PROBLEM STATEMENT: Which lines in the material below contain the word "this"? Copy each of them.

DATA SUPPLIED:
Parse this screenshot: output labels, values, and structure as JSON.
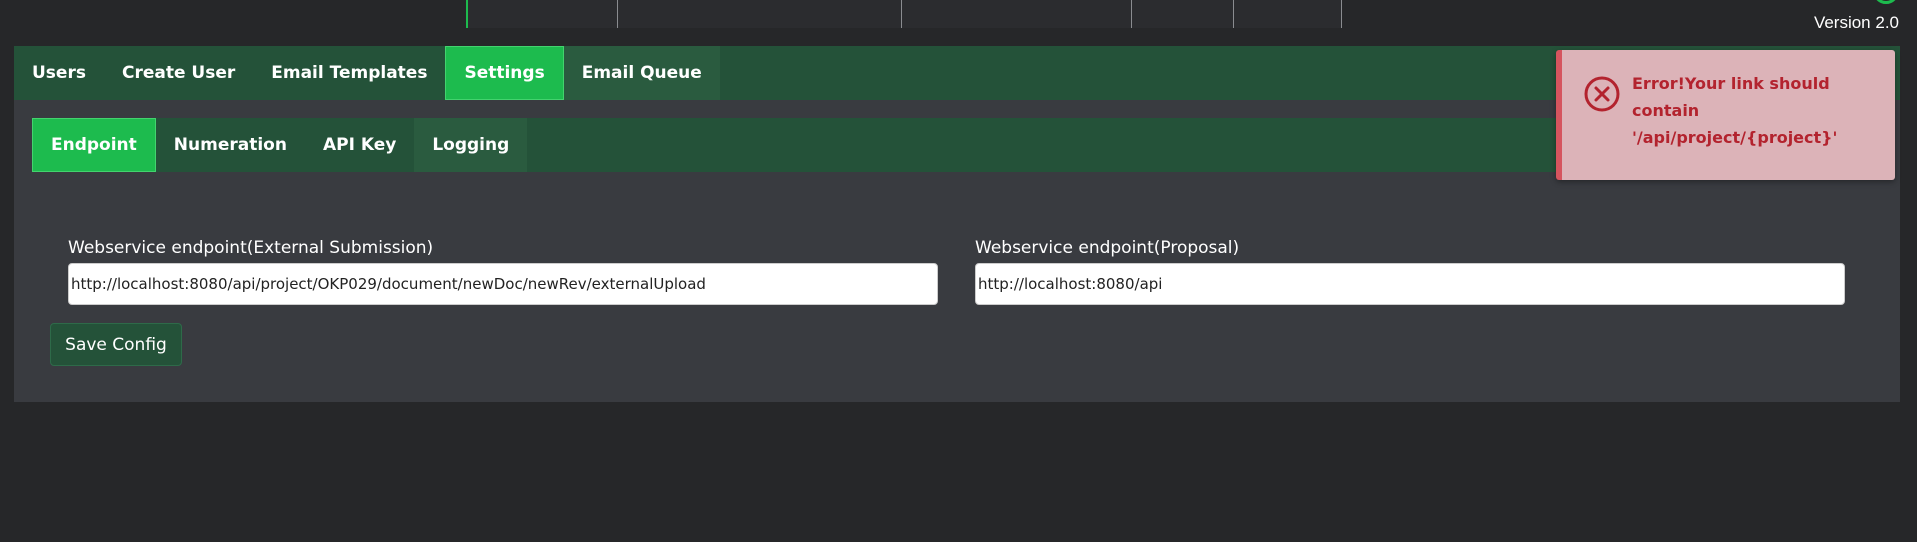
{
  "header": {
    "version": "Version 2.0"
  },
  "main_tabs": [
    {
      "label": "Users",
      "active": false
    },
    {
      "label": "Create User",
      "active": false
    },
    {
      "label": "Email Templates",
      "active": false
    },
    {
      "label": "Settings",
      "active": true
    },
    {
      "label": "Email Queue",
      "active": false
    }
  ],
  "sub_tabs": [
    {
      "label": "Endpoint",
      "active": true
    },
    {
      "label": "Numeration",
      "active": false
    },
    {
      "label": "API Key",
      "active": false
    },
    {
      "label": "Logging",
      "active": false
    }
  ],
  "form": {
    "external": {
      "label": "Webservice endpoint(External Submission)",
      "value": "http://localhost:8080/api/project/OKP029/document/newDoc/newRev/externalUpload"
    },
    "proposal": {
      "label": "Webservice endpoint(Proposal)",
      "value": "http://localhost:8080/api"
    },
    "save_label": "Save Config"
  },
  "toast": {
    "type": "error",
    "message": "Error!Your link should contain '/api/project/{project}'",
    "icon": "close-circle-icon"
  },
  "colors": {
    "accent": "#1dbb4e",
    "nav": "#245239",
    "panel": "#393b40",
    "error": "#b3232e",
    "error_bg": "#dcb3b8"
  }
}
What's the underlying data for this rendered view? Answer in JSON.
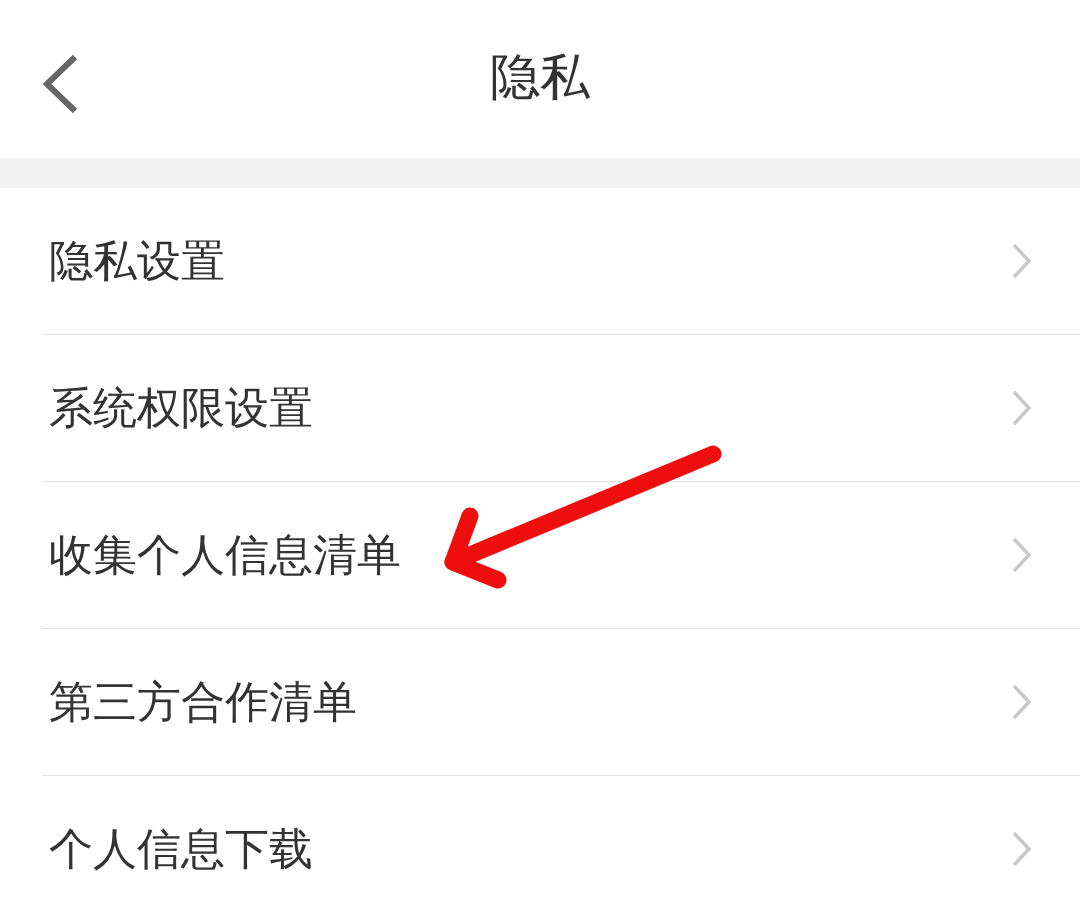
{
  "header": {
    "title": "隐私"
  },
  "items": [
    {
      "label": "隐私设置",
      "marked": false
    },
    {
      "label": "系统权限设置",
      "marked": false
    },
    {
      "label": "收集个人信息清单",
      "marked": true
    },
    {
      "label": "第三方合作清单",
      "marked": false
    },
    {
      "label": "个人信息下载",
      "marked": false
    }
  ]
}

ANSWER FOR THE TASK:
Parse this screenshot: output labels, values, and structure as JSON.
What's the underlying data for this rendered view? Answer in JSON.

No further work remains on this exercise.